**YOUR TASKS**
**1)** Using the page on Prerana Senior Secondary School, decide whether each statement agrees with it: (a) the school was established in July 1990; (b) lessons are taught in English; (c) only boys attend the school. Answer yes or no for each and quote the words that decide it.
**2)** In the page on Prerana Senior Secondary School, turn the paragraph that begins "Prerana Senior Secondary School, Nawalgarh is a school" into a short list that keeps its main facts.
**3)** Carry on the page about Prerana Senior Secondary School, picking up after its final sentence.

Location
- Nawalgarh, Jhunjhunu, Rajasthan 333 042 India 27°50′41″N 75°14′50″E﻿ / ﻿27.8447°N 75.2473°E

Information
- Type: Private
- Religious affiliation: Hindu
- Established: July 1990
- School board: BSER, Ajmer
- School district: Jhunjhunu
- Principal: Gangadhar Singh Sunda
- Head of school: Gangadhar Singh Sunda
- Staff: 100
- Faculty: 30
- Enrollment: 3200 (approximately)
- Education system: Co-education
- Language: Hindi
- Campus: Urban
- Colours: White, navy blue
- Athletics: Football, cricket, volleyball
- Affiliation: BSER

= Prerana Senior Secondary School =

Private school in Jhunjhunu, Rajasthan, India

Prerana Senior Secondary School, Nawalgarh is a school located in the Nawalgarh town, of Jhunjhunu district of Indian, state Rajasthan. It is a fully residential school which offering school study in Hindi medium from LKG level to the 10+2 level. Its centre code is 1150019.

**EXCERPTED DATA**
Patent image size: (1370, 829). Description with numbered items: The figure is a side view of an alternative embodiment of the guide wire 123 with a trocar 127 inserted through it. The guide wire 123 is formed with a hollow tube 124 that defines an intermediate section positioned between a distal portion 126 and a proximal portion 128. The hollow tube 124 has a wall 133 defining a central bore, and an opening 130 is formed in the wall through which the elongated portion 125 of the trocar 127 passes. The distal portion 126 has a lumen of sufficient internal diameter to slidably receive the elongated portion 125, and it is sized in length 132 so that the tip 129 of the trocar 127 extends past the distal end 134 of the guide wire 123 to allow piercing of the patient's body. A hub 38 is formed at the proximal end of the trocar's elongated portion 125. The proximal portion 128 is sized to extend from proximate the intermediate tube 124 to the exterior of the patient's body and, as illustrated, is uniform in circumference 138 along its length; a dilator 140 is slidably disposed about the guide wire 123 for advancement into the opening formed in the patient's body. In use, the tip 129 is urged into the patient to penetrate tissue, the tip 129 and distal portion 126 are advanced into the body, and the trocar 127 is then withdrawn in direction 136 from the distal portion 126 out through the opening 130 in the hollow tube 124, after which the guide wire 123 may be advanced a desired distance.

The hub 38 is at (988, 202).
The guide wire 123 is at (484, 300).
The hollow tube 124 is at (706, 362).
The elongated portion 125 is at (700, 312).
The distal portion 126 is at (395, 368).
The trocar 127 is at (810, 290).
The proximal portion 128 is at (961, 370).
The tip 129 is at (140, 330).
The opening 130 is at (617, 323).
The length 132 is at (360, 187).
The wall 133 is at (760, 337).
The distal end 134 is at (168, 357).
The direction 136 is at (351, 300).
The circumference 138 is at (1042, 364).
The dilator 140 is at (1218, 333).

**EXPECTED OUTPUTS**
**1)**
(a) Yes: "Established: July 1990"
(b) No: "offering school study in Hindi medium"
(c) No: "Education system: Co-education"

**2)**
- Located in Nawalgarh town, Jhunjhunu district, Rajasthan
- Fully residential
- Teaches in Hindi medium from LKG to the 10+2 level
- Centre code: 1150019

**3)**
==History==
The school was established in July 1990 and started its operations from the same year itself. Initially, it was offering study till 8th standard. But after a few years it got secondary school status from the Board of Secondary Education, Rajasthan (BSER) and subsequently, it started offering study till 10th standard. In July 2001, BSER granted senior secondary school status to it. Thereafter, from the start of academic year in July 2001, the school also started offering school study till +2 standard in the art, science and commerce stream. As per Indian school education system, there are class naming from Ist standard to 12th standard.

==Faculties==
At present, school have three sections: Primary, Middle and Senior Secondary section. In Senior Secondary section it is offering study in 4 streams viz. Science, Commerce, Art, and Agriculture streams.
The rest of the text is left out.